[Start The input]
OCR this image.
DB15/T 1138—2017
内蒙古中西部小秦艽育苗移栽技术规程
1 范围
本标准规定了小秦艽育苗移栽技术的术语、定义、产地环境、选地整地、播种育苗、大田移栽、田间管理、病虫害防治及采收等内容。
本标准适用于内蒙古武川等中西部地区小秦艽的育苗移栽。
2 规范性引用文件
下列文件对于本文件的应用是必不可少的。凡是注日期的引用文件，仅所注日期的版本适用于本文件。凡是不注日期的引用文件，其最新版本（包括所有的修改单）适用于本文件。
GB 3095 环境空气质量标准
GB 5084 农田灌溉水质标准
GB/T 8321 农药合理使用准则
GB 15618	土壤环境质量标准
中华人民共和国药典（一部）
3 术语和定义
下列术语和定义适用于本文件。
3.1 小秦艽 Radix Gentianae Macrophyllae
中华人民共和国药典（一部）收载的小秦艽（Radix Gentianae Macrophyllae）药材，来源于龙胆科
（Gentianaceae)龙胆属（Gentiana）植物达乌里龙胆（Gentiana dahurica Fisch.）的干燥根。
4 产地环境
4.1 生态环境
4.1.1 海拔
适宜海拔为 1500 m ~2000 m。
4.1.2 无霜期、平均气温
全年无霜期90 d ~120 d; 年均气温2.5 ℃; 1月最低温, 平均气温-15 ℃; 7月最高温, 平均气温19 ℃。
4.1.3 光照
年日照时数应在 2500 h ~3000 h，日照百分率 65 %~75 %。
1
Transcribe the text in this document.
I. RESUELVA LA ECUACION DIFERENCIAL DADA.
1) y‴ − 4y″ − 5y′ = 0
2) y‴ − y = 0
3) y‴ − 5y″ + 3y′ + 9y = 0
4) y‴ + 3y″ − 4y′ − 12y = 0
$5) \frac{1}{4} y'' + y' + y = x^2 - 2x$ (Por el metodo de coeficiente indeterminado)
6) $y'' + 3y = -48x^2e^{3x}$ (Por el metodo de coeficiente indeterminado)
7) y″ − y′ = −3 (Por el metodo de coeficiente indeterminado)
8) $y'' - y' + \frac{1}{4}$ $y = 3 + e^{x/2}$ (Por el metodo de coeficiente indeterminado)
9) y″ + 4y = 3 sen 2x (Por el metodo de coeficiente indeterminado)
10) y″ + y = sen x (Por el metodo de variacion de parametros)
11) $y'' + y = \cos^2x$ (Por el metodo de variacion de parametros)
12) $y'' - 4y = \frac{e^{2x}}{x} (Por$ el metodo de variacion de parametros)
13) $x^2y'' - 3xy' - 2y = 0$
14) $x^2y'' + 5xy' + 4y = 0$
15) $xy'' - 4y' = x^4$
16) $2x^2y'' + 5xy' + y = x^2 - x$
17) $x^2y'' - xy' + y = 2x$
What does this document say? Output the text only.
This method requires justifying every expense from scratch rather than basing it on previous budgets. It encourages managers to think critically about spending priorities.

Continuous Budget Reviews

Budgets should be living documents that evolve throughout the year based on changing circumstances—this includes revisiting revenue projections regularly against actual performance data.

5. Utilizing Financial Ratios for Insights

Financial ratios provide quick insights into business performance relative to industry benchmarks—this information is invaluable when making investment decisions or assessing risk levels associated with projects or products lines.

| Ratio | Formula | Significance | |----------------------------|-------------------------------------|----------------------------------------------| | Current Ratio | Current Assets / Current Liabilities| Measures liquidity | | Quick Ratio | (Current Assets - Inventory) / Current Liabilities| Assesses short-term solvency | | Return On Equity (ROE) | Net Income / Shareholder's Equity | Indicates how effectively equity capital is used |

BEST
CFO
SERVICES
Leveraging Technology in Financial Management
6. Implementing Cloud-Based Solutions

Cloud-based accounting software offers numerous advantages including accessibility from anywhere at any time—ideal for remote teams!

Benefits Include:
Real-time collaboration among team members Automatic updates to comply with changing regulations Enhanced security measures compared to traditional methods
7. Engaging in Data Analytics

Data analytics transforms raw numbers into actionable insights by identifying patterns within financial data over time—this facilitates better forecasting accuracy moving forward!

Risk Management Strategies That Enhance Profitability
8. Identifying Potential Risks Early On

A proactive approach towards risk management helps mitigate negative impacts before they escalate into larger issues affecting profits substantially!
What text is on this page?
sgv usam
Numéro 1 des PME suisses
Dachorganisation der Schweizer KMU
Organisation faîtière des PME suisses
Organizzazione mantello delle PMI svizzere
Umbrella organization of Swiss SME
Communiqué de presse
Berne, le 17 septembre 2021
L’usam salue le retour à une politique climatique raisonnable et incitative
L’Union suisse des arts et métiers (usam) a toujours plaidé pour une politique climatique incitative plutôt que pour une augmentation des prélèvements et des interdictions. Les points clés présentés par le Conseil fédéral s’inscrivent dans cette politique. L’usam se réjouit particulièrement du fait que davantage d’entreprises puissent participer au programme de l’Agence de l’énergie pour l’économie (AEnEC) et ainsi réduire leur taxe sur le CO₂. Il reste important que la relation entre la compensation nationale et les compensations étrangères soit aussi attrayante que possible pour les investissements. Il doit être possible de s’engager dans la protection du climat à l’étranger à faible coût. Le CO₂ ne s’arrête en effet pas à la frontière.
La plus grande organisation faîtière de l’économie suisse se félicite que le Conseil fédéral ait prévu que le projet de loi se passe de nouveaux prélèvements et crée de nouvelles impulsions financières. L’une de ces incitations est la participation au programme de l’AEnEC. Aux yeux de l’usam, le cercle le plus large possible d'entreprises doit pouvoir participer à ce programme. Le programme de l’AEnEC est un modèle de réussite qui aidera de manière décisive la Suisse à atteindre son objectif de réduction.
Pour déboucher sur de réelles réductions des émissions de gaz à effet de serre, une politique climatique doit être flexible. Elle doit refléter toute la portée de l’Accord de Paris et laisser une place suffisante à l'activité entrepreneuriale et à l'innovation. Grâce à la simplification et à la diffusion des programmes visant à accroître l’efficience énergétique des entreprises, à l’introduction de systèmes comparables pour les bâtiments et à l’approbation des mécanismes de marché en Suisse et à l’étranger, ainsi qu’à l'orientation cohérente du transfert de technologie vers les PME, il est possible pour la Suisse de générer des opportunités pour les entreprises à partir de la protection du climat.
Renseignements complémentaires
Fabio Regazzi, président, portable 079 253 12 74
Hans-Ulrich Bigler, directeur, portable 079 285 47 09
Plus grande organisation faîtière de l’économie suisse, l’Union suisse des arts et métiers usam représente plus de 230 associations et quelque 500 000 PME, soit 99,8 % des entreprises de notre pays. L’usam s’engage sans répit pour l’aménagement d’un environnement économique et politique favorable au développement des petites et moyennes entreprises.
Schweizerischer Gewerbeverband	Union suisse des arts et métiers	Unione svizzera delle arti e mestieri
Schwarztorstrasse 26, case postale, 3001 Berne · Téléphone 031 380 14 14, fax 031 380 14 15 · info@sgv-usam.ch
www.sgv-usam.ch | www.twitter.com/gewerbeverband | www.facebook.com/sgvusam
[End The input]
- [Request] Transcribe the records above exactly as they appear.

- [Answer to the task]
OCR this image.
DB15/T 1138—2017
内蒙古中西部小秦艽育苗移栽技术规程
1 范围
本标准规定了小秦艽育苗移栽技术的术语、定义、产地环境、选地整地、播种育苗、大田移栽、田间管理、病虫害防治及采收等内容。
本标准适用于内蒙古武川等中西部地区小秦艽的育苗移栽。
2 规范性引用文件
下列文件对于本文件的应用是必不可少的。凡是注日期的引用文件，仅所注日期的版本适用于本文件。凡是不注日期的引用文件，其最新版本（包括所有的修改单）适用于本文件。
GB 3095 环境空气质量标准
GB 5084 农田灌溉水质标准
GB/T 8321 农药合理使用准则
GB 15618	土壤环境质量标准
中华人民共和国药典（一部）
3 术语和定义
下列术语和定义适用于本文件。
3.1 小秦艽 Radix Gentianae Macrophyllae
中华人民共和国药典（一部）收载的小秦艽（Radix Gentianae Macrophyllae）药材，来源于龙胆科
（Gentianaceae)龙胆属（Gentiana）植物达乌里龙胆（Gentiana dahurica Fisch.）的干燥根。
4 产地环境
4.1 生态环境
4.1.1 海拔
适宜海拔为 1500 m ~2000 m。
4.1.2 无霜期、平均气温
全年无霜期90 d ~120 d; 年均气温2.5 ℃; 1月最低温, 平均气温-15 ℃; 7月最高温, 平均气温19 ℃。
4.1.3 光照
年日照时数应在 2500 h ~3000 h，日照百分率 65 %~75 %。
1
Transcribe the text in this document.
I. RESUELVA LA ECUACION DIFERENCIAL DADA.
1) y‴ − 4y″ − 5y′ = 0
2) y‴ − y = 0
3) y‴ − 5y″ + 3y′ + 9y = 0
4) y‴ + 3y″ − 4y′ − 12y = 0
$5) \frac{1}{4} y'' + y' + y = x^2 - 2x$ (Por el metodo de coeficiente indeterminado)
6) $y'' + 3y = -48x^2e^{3x}$ (Por el metodo de coeficiente indeterminado)
7) y″ − y′ = −3 (Por el metodo de coeficiente indeterminado)
8) $y'' - y' + \frac{1}{4}$ $y = 3 + e^{x/2}$ (Por el metodo de coeficiente indeterminado)
9) y″ + 4y = 3 sen 2x (Por el metodo de coeficiente indeterminado)
10) y″ + y = sen x (Por el metodo de variacion de parametros)
11) $y'' + y = \cos^2x$ (Por el metodo de variacion de parametros)
12) $y'' - 4y = \frac{e^{2x}}{x} (Por$ el metodo de variacion de parametros)
13) $x^2y'' - 3xy' - 2y = 0$
14) $x^2y'' + 5xy' + 4y = 0$
15) $xy'' - 4y' = x^4$
16) $2x^2y'' + 5xy' + y = x^2 - x$
17) $x^2y'' - xy' + y = 2x$
What does this document say? Output the text only.
This method requires justifying every expense from scratch rather than basing it on previous budgets. It encourages managers to think critically about spending priorities.

Continuous Budget Reviews

Budgets should be living documents that evolve throughout the year based on changing circumstances—this includes revisiting revenue projections regularly against actual performance data.

5. Utilizing Financial Ratios for Insights

Financial ratios provide quick insights into business performance relative to industry benchmarks—this information is invaluable when making investment decisions or assessing risk levels associated with projects or products lines.

| Ratio | Formula | Significance | |----------------------------|-------------------------------------|----------------------------------------------| | Current Ratio | Current Assets / Current Liabilities| Measures liquidity | | Quick Ratio | (Current Assets - Inventory) / Current Liabilities| Assesses short-term solvency | | Return On Equity (ROE) | Net Income / Shareholder's Equity | Indicates how effectively equity capital is used |

BEST
CFO
SERVICES
Leveraging Technology in Financial Management
6. Implementing Cloud-Based Solutions

Cloud-based accounting software offers numerous advantages including accessibility from anywhere at any time—ideal for remote teams!

Benefits Include:
Real-time collaboration among team members Automatic updates to comply with changing regulations Enhanced security measures compared to traditional methods
7. Engaging in Data Analytics

Data analytics transforms raw numbers into actionable insights by identifying patterns within financial data over time—this facilitates better forecasting accuracy moving forward!

Risk Management Strategies That Enhance Profitability
8. Identifying Potential Risks Early On

A proactive approach towards risk management helps mitigate negative impacts before they escalate into larger issues affecting profits substantially!
What text is on this page?
sgv usam
Numéro 1 des PME suisses
Dachorganisation der Schweizer KMU
Organisation faîtière des PME suisses
Organizzazione mantello delle PMI svizzere
Umbrella organization of Swiss SME
Communiqué de presse
Berne, le 17 septembre 2021
L’usam salue le retour à une politique climatique raisonnable et incitative
L’Union suisse des arts et métiers (usam) a toujours plaidé pour une politique climatique incitative plutôt que pour une augmentation des prélèvements et des interdictions. Les points clés présentés par le Conseil fédéral s’inscrivent dans cette politique. L’usam se réjouit particulièrement du fait que davantage d’entreprises puissent participer au programme de l’Agence de l’énergie pour l’économie (AEnEC) et ainsi réduire leur taxe sur le CO₂. Il reste important que la relation entre la compensation nationale et les compensations étrangères soit aussi attrayante que possible pour les investissements. Il doit être possible de s’engager dans la protection du climat à l’étranger à faible coût. Le CO₂ ne s’arrête en effet pas à la frontière.
La plus grande organisation faîtière de l’économie suisse se félicite que le Conseil fédéral ait prévu que le projet de loi se passe de nouveaux prélèvements et crée de nouvelles impulsions financières. L’une de ces incitations est la participation au programme de l’AEnEC. Aux yeux de l’usam, le cercle le plus large possible d'entreprises doit pouvoir participer à ce programme. Le programme de l’AEnEC est un modèle de réussite qui aidera de manière décisive la Suisse à atteindre son objectif de réduction.
Pour déboucher sur de réelles réductions des émissions de gaz à effet de serre, une politique climatique doit être flexible. Elle doit refléter toute la portée de l’Accord de Paris et laisser une place suffisante à l'activité entrepreneuriale et à l'innovation. Grâce à la simplification et à la diffusion des programmes visant à accroître l’efficience énergétique des entreprises, à l’introduction de systèmes comparables pour les bâtiments et à l’approbation des mécanismes de marché en Suisse et à l’étranger, ainsi qu’à l'orientation cohérente du transfert de technologie vers les PME, il est possible pour la Suisse de générer des opportunités pour les entreprises à partir de la protection du climat.
Renseignements complémentaires
Fabio Regazzi, président, portable 079 253 12 74
Hans-Ulrich Bigler, directeur, portable 079 285 47 09
Plus grande organisation faîtière de l’économie suisse, l’Union suisse des arts et métiers usam représente plus de 230 associations et quelque 500 000 PME, soit 99,8 % des entreprises de notre pays. L’usam s’engage sans répit pour l’aménagement d’un environnement économique et politique favorable au développement des petites et moyennes entreprises.
Schweizerischer Gewerbeverband	Union suisse des arts et métiers	Unione svizzera delle arti e mestieri
Schwarztorstrasse 26, case postale, 3001 Berne · Téléphone 031 380 14 14, fax 031 380 14 15 · info@sgv-usam.ch
www.sgv-usam.ch | www.twitter.com/gewerbeverband | www.facebook.com/sgvusam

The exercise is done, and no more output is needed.